(Layout element annotations)
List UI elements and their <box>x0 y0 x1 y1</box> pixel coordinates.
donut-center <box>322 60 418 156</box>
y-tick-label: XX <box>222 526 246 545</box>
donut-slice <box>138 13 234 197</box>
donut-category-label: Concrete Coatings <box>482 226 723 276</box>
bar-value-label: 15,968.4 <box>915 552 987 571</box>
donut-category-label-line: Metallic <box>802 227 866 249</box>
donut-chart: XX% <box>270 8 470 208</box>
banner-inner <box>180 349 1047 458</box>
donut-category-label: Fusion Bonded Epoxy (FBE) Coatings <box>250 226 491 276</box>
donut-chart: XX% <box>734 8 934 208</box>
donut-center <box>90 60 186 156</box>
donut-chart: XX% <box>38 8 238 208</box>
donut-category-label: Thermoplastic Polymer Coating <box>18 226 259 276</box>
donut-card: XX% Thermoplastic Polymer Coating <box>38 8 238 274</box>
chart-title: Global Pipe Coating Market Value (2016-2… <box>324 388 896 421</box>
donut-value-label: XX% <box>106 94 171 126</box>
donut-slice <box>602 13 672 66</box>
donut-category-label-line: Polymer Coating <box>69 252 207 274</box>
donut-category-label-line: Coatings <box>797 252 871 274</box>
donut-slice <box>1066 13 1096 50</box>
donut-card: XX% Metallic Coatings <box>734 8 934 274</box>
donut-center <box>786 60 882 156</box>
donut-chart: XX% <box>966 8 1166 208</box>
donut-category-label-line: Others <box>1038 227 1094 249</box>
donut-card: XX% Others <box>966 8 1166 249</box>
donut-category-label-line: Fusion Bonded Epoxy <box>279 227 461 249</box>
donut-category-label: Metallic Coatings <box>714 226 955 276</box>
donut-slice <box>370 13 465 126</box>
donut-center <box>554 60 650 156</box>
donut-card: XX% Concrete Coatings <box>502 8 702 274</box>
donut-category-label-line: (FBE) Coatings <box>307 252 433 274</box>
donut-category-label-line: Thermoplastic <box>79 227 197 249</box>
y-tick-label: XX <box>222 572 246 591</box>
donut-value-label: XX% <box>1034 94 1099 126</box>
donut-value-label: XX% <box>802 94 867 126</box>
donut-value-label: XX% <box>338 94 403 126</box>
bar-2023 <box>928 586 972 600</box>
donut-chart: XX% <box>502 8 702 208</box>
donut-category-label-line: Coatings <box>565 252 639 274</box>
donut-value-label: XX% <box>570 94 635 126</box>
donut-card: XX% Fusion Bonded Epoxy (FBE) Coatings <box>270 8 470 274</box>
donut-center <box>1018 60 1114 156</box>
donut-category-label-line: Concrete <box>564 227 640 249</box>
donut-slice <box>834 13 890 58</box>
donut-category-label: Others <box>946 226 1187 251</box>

PROBLEM REQUIREMENTS> Reproduce every line of the material above verbatim.

THE REPLY>
List UI elements and their <box>x0 y0 x1 y1</box> pixel coordinates.
donut-center <box>322 60 418 156</box>
y-tick-label: XX <box>222 526 246 545</box>
donut-slice <box>138 13 234 197</box>
donut-category-label: Concrete Coatings <box>482 226 723 276</box>
bar-value-label: 15,968.4 <box>915 552 987 571</box>
donut-category-label-line: Metallic <box>802 227 866 249</box>
donut-chart: XX% <box>270 8 470 208</box>
banner-inner <box>180 349 1047 458</box>
donut-category-label: Fusion Bonded Epoxy (FBE) Coatings <box>250 226 491 276</box>
donut-chart: XX% <box>734 8 934 208</box>
donut-center <box>90 60 186 156</box>
donut-chart: XX% <box>38 8 238 208</box>
donut-category-label: Thermoplastic Polymer Coating <box>18 226 259 276</box>
donut-card: XX% Thermoplastic Polymer Coating <box>38 8 238 274</box>
chart-title: Global Pipe Coating Market Value (2016-2… <box>324 388 896 421</box>
donut-value-label: XX% <box>106 94 171 126</box>
donut-slice <box>602 13 672 66</box>
donut-category-label-line: Polymer Coating <box>69 252 207 274</box>
donut-category-label-line: Coatings <box>797 252 871 274</box>
donut-slice <box>1066 13 1096 50</box>
donut-card: XX% Metallic Coatings <box>734 8 934 274</box>
donut-center <box>786 60 882 156</box>
donut-chart: XX% <box>966 8 1166 208</box>
donut-category-label-line: Others <box>1038 227 1094 249</box>
donut-card: XX% Others <box>966 8 1166 249</box>
donut-category-label-line: Fusion Bonded Epoxy <box>279 227 461 249</box>
donut-category-label: Metallic Coatings <box>714 226 955 276</box>
donut-slice <box>370 13 465 126</box>
donut-center <box>554 60 650 156</box>
donut-card: XX% Concrete Coatings <box>502 8 702 274</box>
donut-category-label-line: (FBE) Coatings <box>307 252 433 274</box>
donut-category-label-line: Thermoplastic <box>79 227 197 249</box>
y-tick-label: XX <box>222 572 246 591</box>
donut-value-label: XX% <box>1034 94 1099 126</box>
donut-value-label: XX% <box>802 94 867 126</box>
donut-value-label: XX% <box>338 94 403 126</box>
bar-2023 <box>928 586 972 600</box>
donut-chart: XX% <box>502 8 702 208</box>
donut-category-label-line: Coatings <box>565 252 639 274</box>
donut-value-label: XX% <box>570 94 635 126</box>
donut-card: XX% Fusion Bonded Epoxy (FBE) Coatings <box>270 8 470 274</box>
donut-center <box>1018 60 1114 156</box>
donut-category-label-line: Concrete <box>564 227 640 249</box>
donut-slice <box>834 13 890 58</box>
donut-category-label: Others <box>946 226 1187 251</box>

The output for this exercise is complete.